The task —
Exactly reproduce each line of the listing that follows.

Supplied material —
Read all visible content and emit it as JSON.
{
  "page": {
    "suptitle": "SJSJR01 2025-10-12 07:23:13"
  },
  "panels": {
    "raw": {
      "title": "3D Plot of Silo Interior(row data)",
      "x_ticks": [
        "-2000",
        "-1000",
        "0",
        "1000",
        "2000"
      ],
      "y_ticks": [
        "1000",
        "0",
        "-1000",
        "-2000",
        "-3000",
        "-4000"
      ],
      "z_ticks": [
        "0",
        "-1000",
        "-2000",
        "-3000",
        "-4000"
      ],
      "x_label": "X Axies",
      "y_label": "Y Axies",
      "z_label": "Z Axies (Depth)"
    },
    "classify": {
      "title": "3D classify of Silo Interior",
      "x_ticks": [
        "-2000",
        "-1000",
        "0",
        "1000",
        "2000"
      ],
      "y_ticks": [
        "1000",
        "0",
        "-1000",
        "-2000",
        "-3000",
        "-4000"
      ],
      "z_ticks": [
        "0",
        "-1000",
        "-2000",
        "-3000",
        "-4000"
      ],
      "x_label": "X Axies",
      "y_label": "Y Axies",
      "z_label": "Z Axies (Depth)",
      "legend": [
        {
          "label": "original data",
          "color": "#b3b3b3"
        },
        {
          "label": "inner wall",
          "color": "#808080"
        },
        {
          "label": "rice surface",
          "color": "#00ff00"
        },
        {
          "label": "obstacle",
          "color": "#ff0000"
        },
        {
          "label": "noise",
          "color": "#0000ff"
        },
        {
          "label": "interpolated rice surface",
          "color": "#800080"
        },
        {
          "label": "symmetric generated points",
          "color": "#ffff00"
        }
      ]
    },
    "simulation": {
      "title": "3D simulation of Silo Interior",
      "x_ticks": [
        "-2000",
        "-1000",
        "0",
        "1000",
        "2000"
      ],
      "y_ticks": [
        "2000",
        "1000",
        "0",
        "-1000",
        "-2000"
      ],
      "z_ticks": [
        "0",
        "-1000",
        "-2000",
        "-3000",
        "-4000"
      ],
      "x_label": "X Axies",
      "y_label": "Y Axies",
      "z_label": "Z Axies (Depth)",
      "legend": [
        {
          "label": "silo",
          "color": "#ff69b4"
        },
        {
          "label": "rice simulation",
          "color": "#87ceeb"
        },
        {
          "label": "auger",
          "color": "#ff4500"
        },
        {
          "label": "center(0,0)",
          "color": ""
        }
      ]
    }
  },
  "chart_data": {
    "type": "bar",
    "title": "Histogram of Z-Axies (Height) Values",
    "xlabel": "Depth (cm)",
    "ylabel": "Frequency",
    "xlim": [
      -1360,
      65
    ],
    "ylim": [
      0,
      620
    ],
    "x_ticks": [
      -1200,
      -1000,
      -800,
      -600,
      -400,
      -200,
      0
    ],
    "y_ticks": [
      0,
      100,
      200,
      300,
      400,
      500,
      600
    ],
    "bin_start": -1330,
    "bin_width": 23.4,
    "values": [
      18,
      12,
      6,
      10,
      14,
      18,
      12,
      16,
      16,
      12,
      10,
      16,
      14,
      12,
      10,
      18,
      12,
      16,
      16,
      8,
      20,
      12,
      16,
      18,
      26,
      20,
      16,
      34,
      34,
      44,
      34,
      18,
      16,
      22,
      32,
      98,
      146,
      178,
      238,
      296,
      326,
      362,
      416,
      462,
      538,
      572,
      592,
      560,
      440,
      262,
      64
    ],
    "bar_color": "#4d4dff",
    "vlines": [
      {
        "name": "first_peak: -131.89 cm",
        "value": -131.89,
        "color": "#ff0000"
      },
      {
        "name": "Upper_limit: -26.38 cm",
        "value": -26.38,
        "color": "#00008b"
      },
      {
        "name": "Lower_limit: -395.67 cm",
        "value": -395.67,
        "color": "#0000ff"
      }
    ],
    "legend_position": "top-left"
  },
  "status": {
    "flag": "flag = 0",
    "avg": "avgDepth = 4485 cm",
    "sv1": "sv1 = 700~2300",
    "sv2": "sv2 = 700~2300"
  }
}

Correct response —
Read all visible content and emit it as JSON.
{
  "page": {
    "suptitle": "SJSJR01 2025-10-12 07:23:13"
  },
  "panels": {
    "raw": {
      "title": "3D Plot of Silo Interior(row data)",
      "x_ticks": [
        "-2000",
        "-1000",
        "0",
        "1000",
        "2000"
      ],
      "y_ticks": [
        "1000",
        "0",
        "-1000",
        "-2000",
        "-3000",
        "-4000"
      ],
      "z_ticks": [
        "0",
        "-1000",
        "-2000",
        "-3000",
        "-4000"
      ],
      "x_label": "X Axies",
      "y_label": "Y Axies",
      "z_label": "Z Axies (Depth)"
    },
    "classify": {
      "title": "3D classify of Silo Interior",
      "x_ticks": [
        "-2000",
        "-1000",
        "0",
        "1000",
        "2000"
      ],
      "y_ticks": [
        "1000",
        "0",
        "-1000",
        "-2000",
        "-3000",
        "-4000"
      ],
      "z_ticks": [
        "0",
        "-1000",
        "-2000",
        "-3000",
        "-4000"
      ],
      "x_label": "X Axies",
      "y_label": "Y Axies",
      "z_label": "Z Axies (Depth)",
      "legend": [
        {
          "label": "original data",
          "color": "#b3b3b3"
        },
        {
          "label": "inner wall",
          "color": "#808080"
        },
        {
          "label": "rice surface",
          "color": "#00ff00"
        },
        {
          "label": "obstacle",
          "color": "#ff0000"
        },
        {
          "label": "noise",
          "color": "#0000ff"
        },
        {
          "label": "interpolated rice surface",
          "color": "#800080"
        },
        {
          "label": "symmetric generated points",
          "color": "#ffff00"
        }
      ]
    },
    "simulation": {
      "title": "3D simulation of Silo Interior",
      "x_ticks": [
        "-2000",
        "-1000",
        "0",
        "1000",
        "2000"
      ],
      "y_ticks": [
        "2000",
        "1000",
        "0",
        "-1000",
        "-2000"
      ],
      "z_ticks": [
        "0",
        "-1000",
        "-2000",
        "-3000",
        "-4000"
      ],
      "x_label": "X Axies",
      "y_label": "Y Axies",
      "z_label": "Z Axies (Depth)",
      "legend": [
        {
          "label": "silo",
          "color": "#ff69b4"
        },
        {
          "label": "rice simulation",
          "color": "#87ceeb"
        },
        {
          "label": "auger",
          "color": "#ff4500"
        },
        {
          "label": "center(0,0)",
          "color": ""
        }
      ]
    }
  },
  "chart_data": {
    "type": "bar",
    "title": "Histogram of Z-Axies (Height) Values",
    "xlabel": "Depth (cm)",
    "ylabel": "Frequency",
    "xlim": [
      -1360,
      65
    ],
    "ylim": [
      0,
      620
    ],
    "x_ticks": [
      -1200,
      -1000,
      -800,
      -600,
      -400,
      -200,
      0
    ],
    "y_ticks": [
      0,
      100,
      200,
      300,
      400,
      500,
      600
    ],
    "bin_start": -1330,
    "bin_width": 23.4,
    "values": [
      18,
      12,
      6,
      10,
      14,
      18,
      12,
      16,
      16,
      12,
      10,
      16,
      14,
      12,
      10,
      18,
      12,
      16,
      16,
      8,
      20,
      12,
      16,
      18,
      26,
      20,
      16,
      34,
      34,
      44,
      34,
      18,
      16,
      22,
      32,
      98,
      146,
      178,
      238,
      296,
      326,
      362,
      416,
      462,
      538,
      572,
      592,
      560,
      440,
      262,
      64
    ],
    "bar_color": "#4d4dff",
    "vlines": [
      {
        "name": "first_peak: -131.89 cm",
        "value": -131.89,
        "color": "#ff0000"
      },
      {
        "name": "Upper_limit: -26.38 cm",
        "value": -26.38,
        "color": "#00008b"
      },
      {
        "name": "Lower_limit: -395.67 cm",
        "value": -395.67,
        "color": "#0000ff"
      }
    ],
    "legend_position": "top-left"
  },
  "status": {
    "flag": "flag = 0",
    "avg": "avgDepth = 4485 cm",
    "sv1": "sv1 = 700~2300",
    "sv2": "sv2 = 700~2300"
  }
}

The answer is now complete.